(Dataset records)
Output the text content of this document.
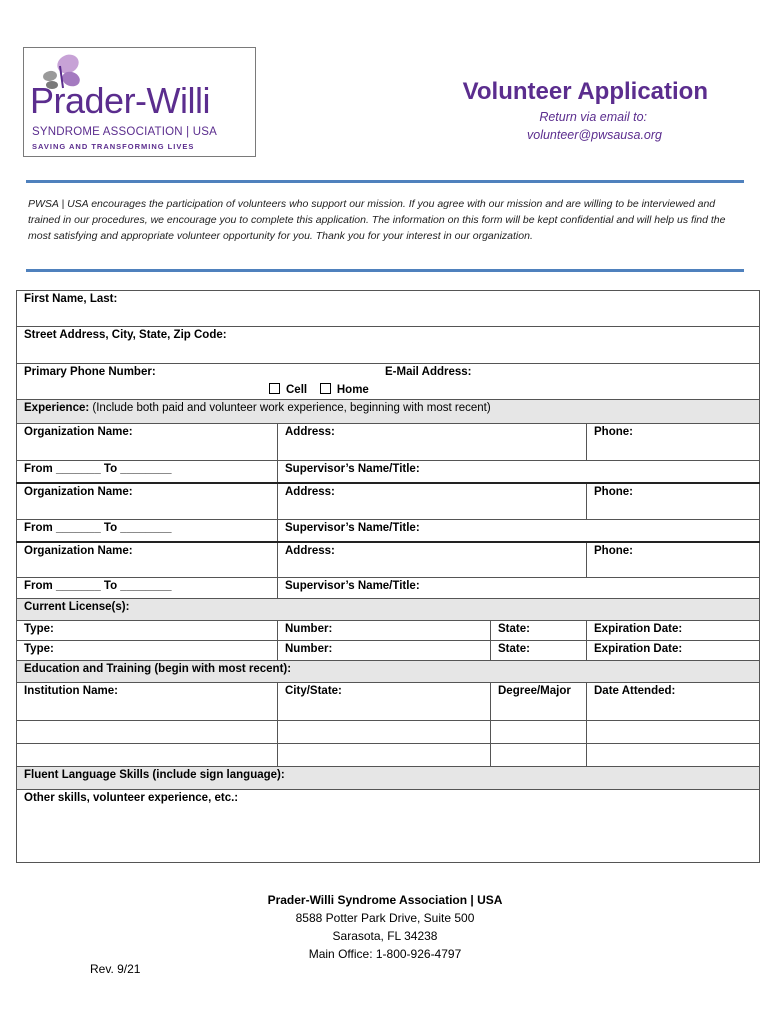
Prader-Willi
SYNDROME ASSOCIATION | USA
SAVING AND TRANSFORMING LIVES
Volunteer Application
Return via email to:
volunteer@pwsausa.org
PWSA | USA encourages the participation of volunteers who support our mission. If you agree with our mission and are willing to be interviewed and trained in our procedures, we encourage you to complete this application. The information on this form will be kept confidential and will help us find the most satisfying and appropriate volunteer opportunity for you. Thank you for your interest in our organization.
First Name, Last:			
Street Address, City, State, Zip Code:			
Primary Phone Number: E-Mail Address:
Cell Home			

Experience: (Include both paid and volunteer work experience, beginning with most recent)			
Organization Name:	Address:		Phone:
From _______ To ________	Supervisor’s Name/Title:		
Organization Name:	Address:		Phone:
From _______ To ________	Supervisor’s Name/Title:		
Organization Name:	Address:		Phone:
From _______ To ________	Supervisor’s Name/Title:		
Current License(s):			
Type:	Number:	State:	Expiration Date:
Type:	Number:	State:	Expiration Date:
Education and Training (begin with most recent):			
Institution Name:	City/State:	Degree/Major	Date Attended:

Fluent Language Skills (include sign language):			
Other skills, volunteer experience, etc.:			
Prader-Willi Syndrome Association | USA
8588 Potter Park Drive, Suite 500
Sarasota, FL 34238
Main Office: 1-800-926-4797
Rev. 9/21
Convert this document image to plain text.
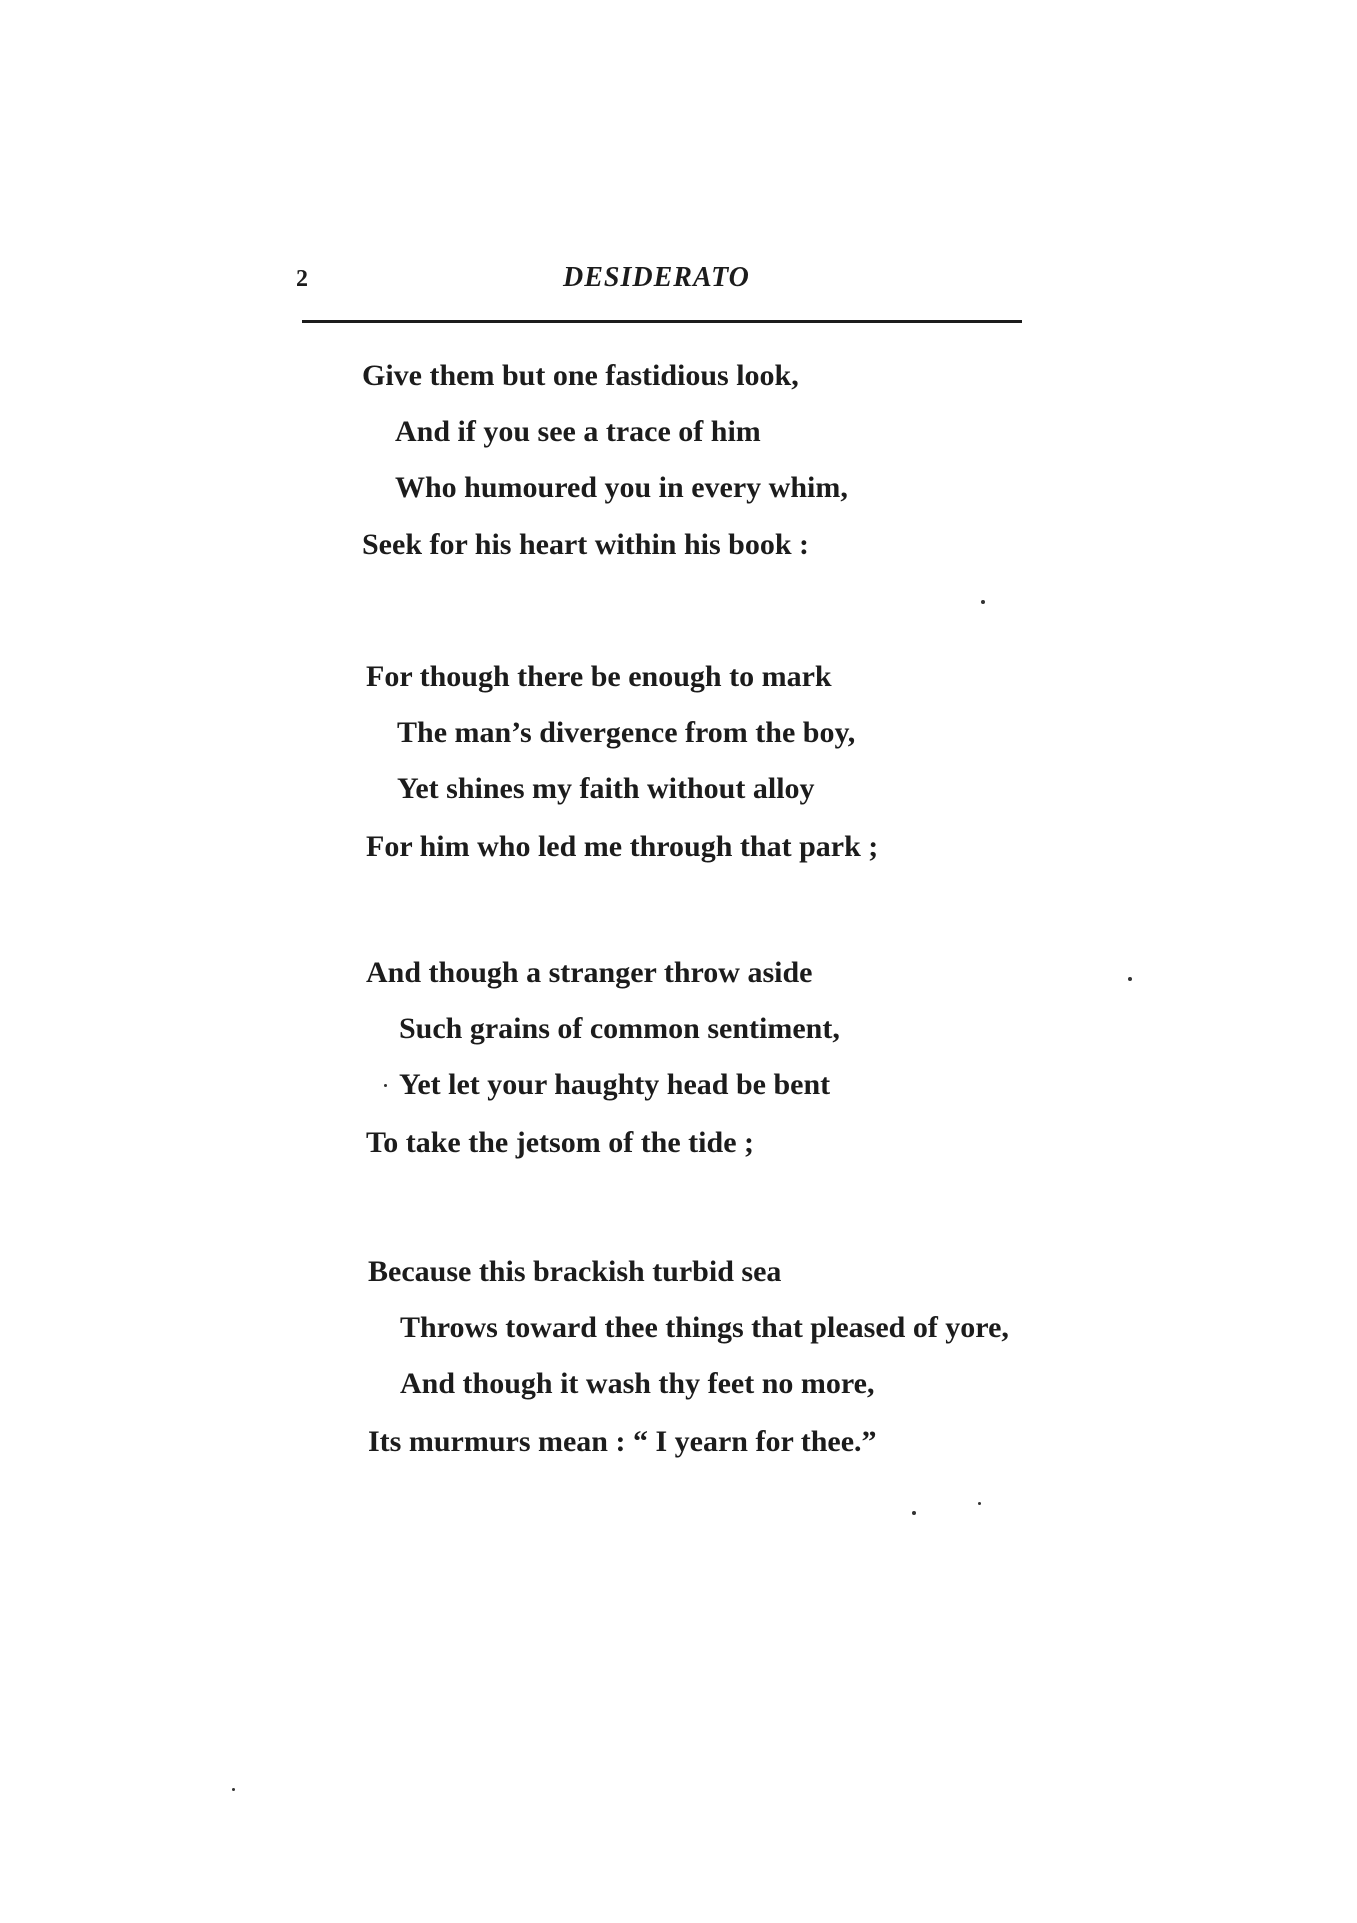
2	DESIDERATO
Give them but one fastidious look,
And if you see a trace of him
Who humoured you in every whim,
Seek for his heart within his book :
For though there be enough to mark
The man’s divergence from the boy,
Yet shines my faith without alloy
For him who led me through that park ;
And though a stranger throw aside
Such grains of common sentiment,
Yet let your haughty head be bent
To take the jetsom of the tide ;
Because this brackish turbid sea
Throws toward thee things that pleased of yore,
And though it wash thy feet no more,
Its murmurs mean : “ I yearn for thee.”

**The problem**
Your answer should be one number: the count of lines in the data above that include the word "most".

**Correct output**
3